_Prompt:_
Which lines in the material below contain the word "сельского"? Copy each of them.

_Records provided:_
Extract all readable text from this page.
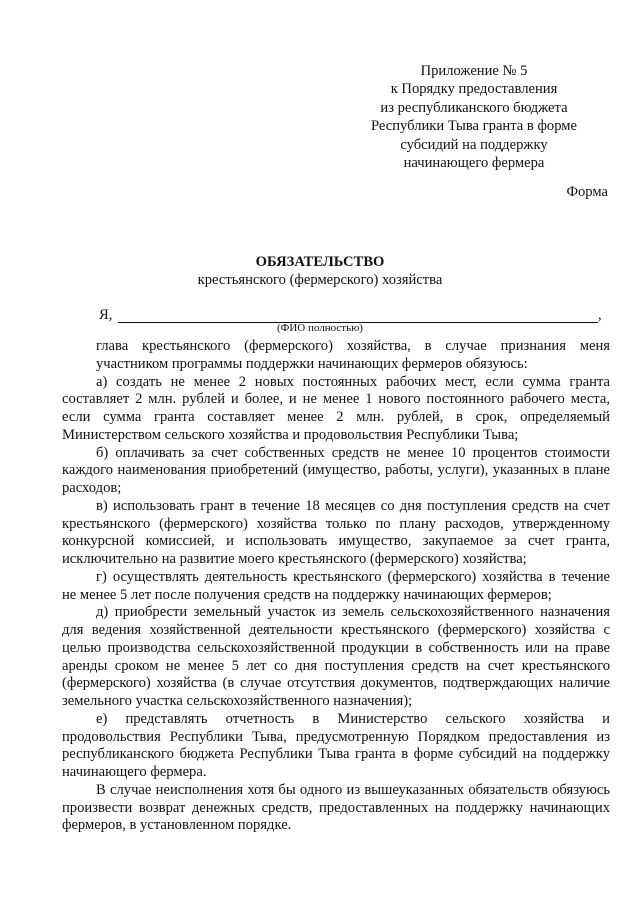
Приложение № 5
к Порядку предоставления
из республиканского бюджета
Республики Тыва гранта в форме
субсидий на поддержку
начинающего фермера
Форма
ОБЯЗАТЕЛЬСТВО
крестьянского (фермерского) хозяйства
Я,	,
(ФИО полностью)

глава крестьянского (фермерского) хозяйства, в случае признания меня участником программы поддержки начинающих фермеров обязуюсь:

а) создать не менее 2 новых постоянных рабочих мест, если сумма гранта составляет 2 млн. рублей и более, и не менее 1 нового постоянного рабочего места, если сумма гранта составляет менее 2 млн. рублей, в срок, определяемый Министерством сельского хозяйства и продовольствия Республики Тыва;

б) оплачивать за счет собственных средств не менее 10 процентов стоимости каждого наименования приобретений (имущество, работы, услуги), указанных в плане расходов;

в) использовать грант в течение 18 месяцев со дня поступления средств на счет крестьянского (фермерского) хозяйства только по плану расходов, утвержденному конкурсной комиссией, и использовать имущество, закупаемое за счет гранта, исключительно на развитие моего крестьянского (фермерского) хозяйства;

г) осуществлять деятельность крестьянского (фермерского) хозяйства в течение не менее 5 лет после получения средств на поддержку начинающих фермеров;

д) приобрести земельный участок из земель сельскохозяйственного назначения для ведения хозяйственной деятельности крестьянского (фермерского) хозяйства с целью производства сельскохозяйственной продукции в собственность или на праве аренды сроком не менее 5 лет со дня поступления средств на счет крестьянского (фермерского) хозяйства (в случае отсутствия документов, подтверждающих наличие земельного участка сельскохозяйственного назначения);

е) представлять отчетность в Министерство сельского хозяйства и продовольствия Республики Тыва, предусмотренную Порядком предоставления из республиканского бюджета Республики Тыва гранта в форме субсидий на поддержку начинающего фермера.

В случае неисполнения хотя бы одного из вышеуказанных обязательств обязуюсь произвести возврат денежных средств, предоставленных на поддержку начинающих фермеров, в установленном порядке.
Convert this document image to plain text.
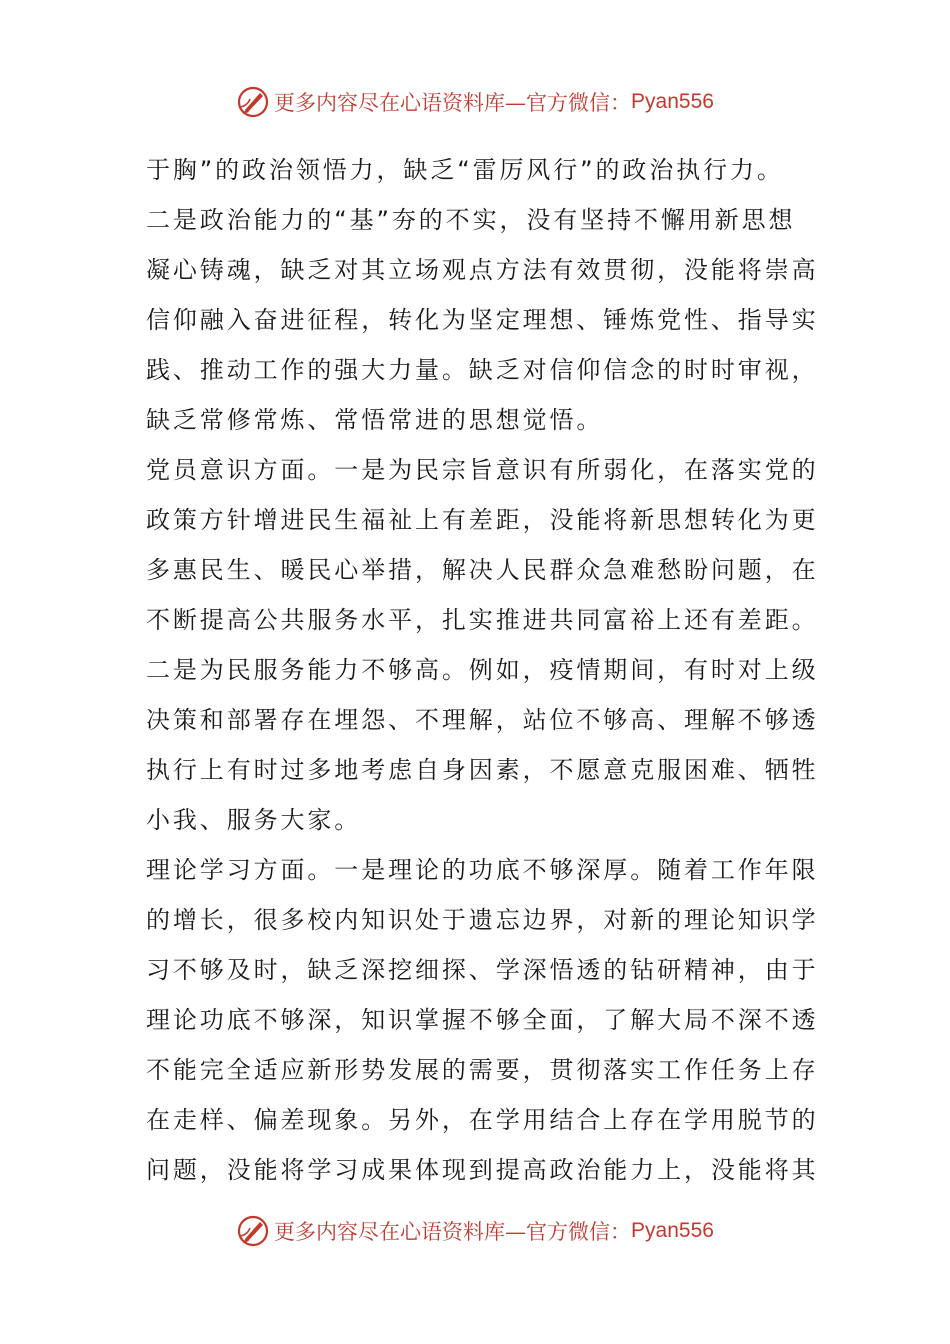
更多内容尽在心语资料库—官方微信： Pyan556
于胸”的政治领悟力，缺乏“雷厉风行”的政治执行力。
二是政治能力的“基”夯的不实，没有坚持不懈用新思想
凝心铸魂，缺乏对其立场观点方法有效贯彻，没能将崇高
信仰融入奋进征程，转化为坚定理想、锤炼党性、指导实
践、推动工作的强大力量。缺乏对信仰信念的时时审视，
缺乏常修常炼、常悟常进的思想觉悟。
党员意识方面。一是为民宗旨意识有所弱化，在落实党的
政策方针增进民生福祉上有差距，没能将新思想转化为更
多惠民生、暖民心举措，解决人民群众急难愁盼问题，在
不断提高公共服务水平，扎实推进共同富裕上还有差距。
二是为民服务能力不够高。例如，疫情期间，有时对上级
决策和部署存在埋怨、不理解，站位不够高、理解不够透
执行上有时过多地考虑自身因素，不愿意克服困难、牺牲
小我、服务大家。
理论学习方面。一是理论的功底不够深厚。随着工作年限
的增长，很多校内知识处于遗忘边界，对新的理论知识学
习不够及时，缺乏深挖细探、学深悟透的钻研精神，由于
理论功底不够深，知识掌握不够全面，了解大局不深不透
不能完全适应新形势发展的需要，贯彻落实工作任务上存
在走样、偏差现象。另外，在学用结合上存在学用脱节的
问题，没能将学习成果体现到提高政治能力上，没能将其
更多内容尽在心语资料库—官方微信： Pyan556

_Written reply:_
а) создать не менее 2 новых постоянных рабочих мест, если сумма гранта составляет 2 млн. рублей и более, и не менее 1 нового постоянного рабочего места, если сумма гранта составляет менее 2 млн. рублей, в срок, определяемый Министерством сельского хозяйства и продовольствия Республики Тыва;
е) представлять отчетность в Министерство сельского хозяйства и продовольствия Республики Тыва, предусмотренную Порядком предоставления из республиканского бюджета Республики Тыва гранта в форме субсидий на поддержку начинающего фермера.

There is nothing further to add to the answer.